# START OF INFORMATION PROVIDED

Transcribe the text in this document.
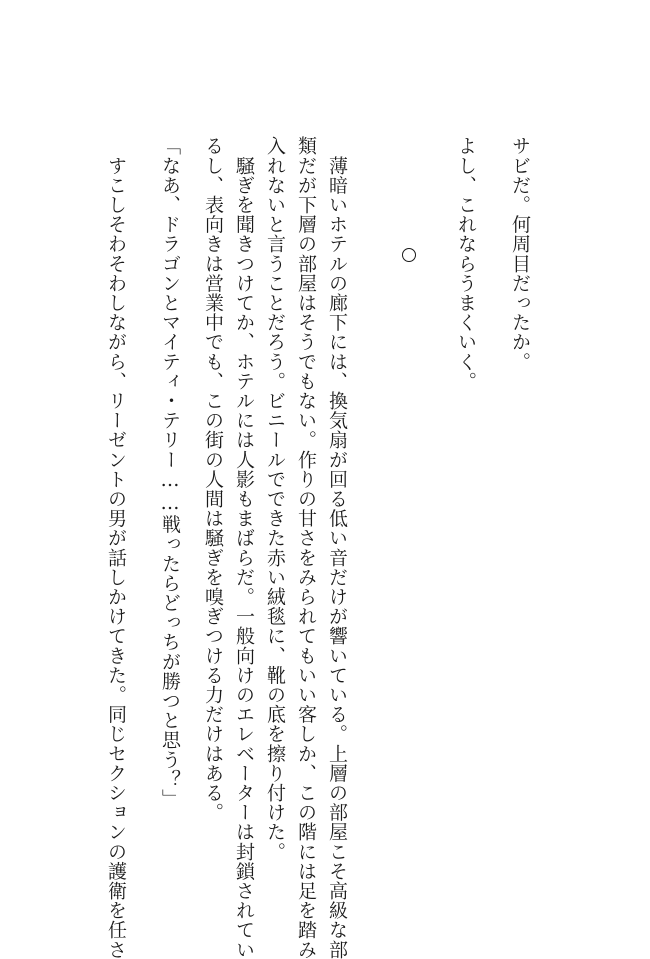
サビだ。何周目だったか。
よし、これならうまくいく。
　薄暗いホテルの廊下には、換気扇が回る低い音だけが響いている。上層の部屋こそ高級な部
類だが下層の部屋はそうでもない。作りの甘さをみられてもいい客しか、この階には足を踏み
入れないと言うことだろう。ビニールでできた赤い絨毯に、靴の底を擦り付けた。
　騒ぎを聞きつけてか、ホテルには人影もまばらだ。一般向けのエレベーターは封鎖されてい
るし、表向きは営業中でも、この街の人間は騒ぎを嗅ぎつける力だけはある。
「なあ、ドラゴンとマイティ・テリー……戦ったらどっちが勝つと思う？」
　すこしそわそわしながら、リーゼントの男が話しかけてきた。同じセクションの護衛を任さ
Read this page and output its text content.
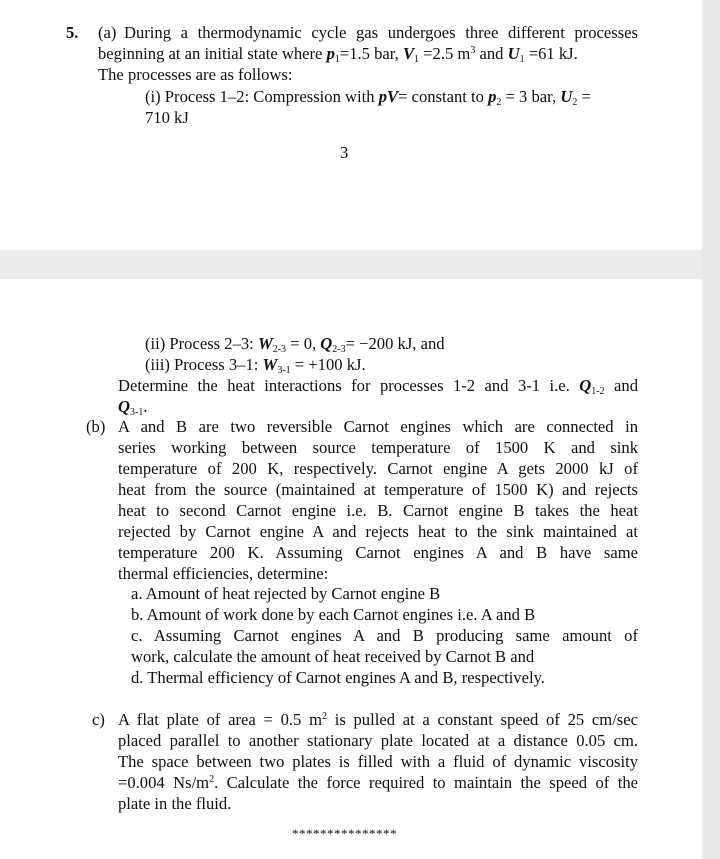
5. (a) During a thermodynamic cycle gas undergoes three different processes
beginning at an initial state where $p_1=1.5$ bar, $V_1 =2.5$ $m^3$ and $U_1 =61$ kJ.
The processes are as follows:
(i) Process 1–2: Compression with pV= constant to $p_2 = 3$ bar, $U_2$ =
710 kJ
3
(ii) Process 2–3: $W_{2-3} = 0$, $Q_{2-3}= -200$ kJ, and
(iii) Process 3–1: $W_{3-1} = +100$ kJ.
Determine the heat interactions for processes 1-2 and 3-1 i.e. $Q_{1-2}$ and
$Q_{3-1}$.
(b) A and B are two reversible Carnot engines which are connected in
series working between source temperature of 1500 K and sink
temperature of 200 K, respectively. Carnot engine A gets 2000 kJ of
heat from the source (maintained at temperature of 1500 K) and rejects
heat to second Carnot engine i.e. B. Carnot engine B takes the heat
rejected by Carnot engine A and rejects heat to the sink maintained at
temperature 200 K. Assuming Carnot engines A and B have same
thermal efficiencies, determine:
a. Amount of heat rejected by Carnot engine B
b. Amount of work done by each Carnot engines i.e. A and B
c. Assuming Carnot engines A and B producing same amount of
work, calculate the amount of heat received by Carnot B and
d. Thermal efficiency of Carnot engines A and B, respectively.
c) A flat plate of area = 0.5 $m^2$ is pulled at a constant speed of 25 cm/sec
placed parallel to another stationary plate located at a distance 0.05 cm.
The space between two plates is filled with a fluid of dynamic viscosity
=0.004 $Ns/m^2$. Calculate the force required to maintain the speed of the
plate in the fluid.
***************
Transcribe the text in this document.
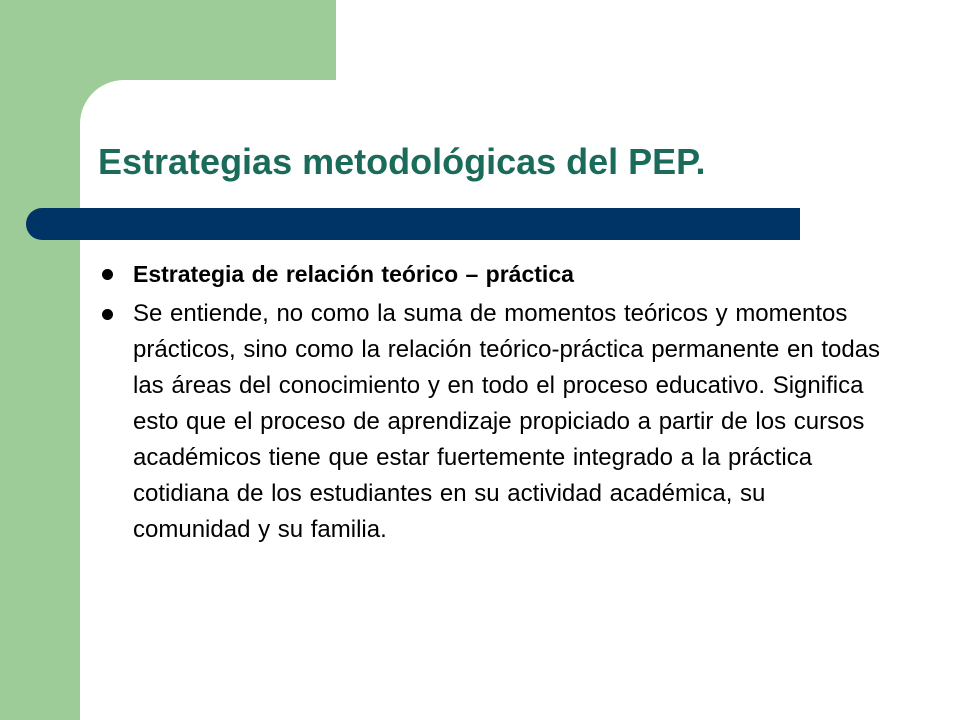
Estrategias metodológicas del PEP.
Estrategia de relación teórico – práctica
Se entiende, no como la suma de momentos teóricos y momentos prácticos, sino como la relación teórico-práctica permanente en todas las áreas del conocimiento y en todo el proceso educativo. Significa esto que el proceso de aprendizaje propiciado a partir de los cursos académicos tiene que estar fuertemente integrado a la práctica cotidiana de los estudiantes en su actividad académica, su comunidad y su familia.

# END OF INFORMATION PROVIDED

Working from the lines above, reproduce the material exactly and exclude its pictures.

▸ **TASK RESPONSE**
Transcribe the text in this document.
サビだ。何周目だったか。
よし、これならうまくいく。
　薄暗いホテルの廊下には、換気扇が回る低い音だけが響いている。上層の部屋こそ高級な部
類だが下層の部屋はそうでもない。作りの甘さをみられてもいい客しか、この階には足を踏み
入れないと言うことだろう。ビニールでできた赤い絨毯に、靴の底を擦り付けた。
　騒ぎを聞きつけてか、ホテルには人影もまばらだ。一般向けのエレベーターは封鎖されてい
るし、表向きは営業中でも、この街の人間は騒ぎを嗅ぎつける力だけはある。
「なあ、ドラゴンとマイティ・テリー……戦ったらどっちが勝つと思う？」
　すこしそわそわしながら、リーゼントの男が話しかけてきた。同じセクションの護衛を任さ
Read this page and output its text content.
5. (a) During a thermodynamic cycle gas undergoes three different processes
beginning at an initial state where $p_1=1.5$ bar, $V_1 =2.5$ $m^3$ and $U_1 =61$ kJ.
The processes are as follows:
(i) Process 1–2: Compression with pV= constant to $p_2 = 3$ bar, $U_2$ =
710 kJ
3
(ii) Process 2–3: $W_{2-3} = 0$, $Q_{2-3}= -200$ kJ, and
(iii) Process 3–1: $W_{3-1} = +100$ kJ.
Determine the heat interactions for processes 1-2 and 3-1 i.e. $Q_{1-2}$ and
$Q_{3-1}$.
(b) A and B are two reversible Carnot engines which are connected in
series working between source temperature of 1500 K and sink
temperature of 200 K, respectively. Carnot engine A gets 2000 kJ of
heat from the source (maintained at temperature of 1500 K) and rejects
heat to second Carnot engine i.e. B. Carnot engine B takes the heat
rejected by Carnot engine A and rejects heat to the sink maintained at
temperature 200 K. Assuming Carnot engines A and B have same
thermal efficiencies, determine:
a. Amount of heat rejected by Carnot engine B
b. Amount of work done by each Carnot engines i.e. A and B
c. Assuming Carnot engines A and B producing same amount of
work, calculate the amount of heat received by Carnot B and
d. Thermal efficiency of Carnot engines A and B, respectively.
c) A flat plate of area = 0.5 $m^2$ is pulled at a constant speed of 25 cm/sec
placed parallel to another stationary plate located at a distance 0.05 cm.
The space between two plates is filled with a fluid of dynamic viscosity
=0.004 $Ns/m^2$. Calculate the force required to maintain the speed of the
plate in the fluid.
***************
Transcribe the text in this document.
Estrategias metodológicas del PEP.
Estrategia de relación teórico – práctica
Se entiende, no como la suma de momentos teóricos y momentos prácticos, sino como la relación teórico-práctica permanente en todas las áreas del conocimiento y en todo el proceso educativo. Significa esto que el proceso de aprendizaje propiciado a partir de los cursos académicos tiene que estar fuertemente integrado a la práctica cotidiana de los estudiantes en su actividad académica, su comunidad y su familia.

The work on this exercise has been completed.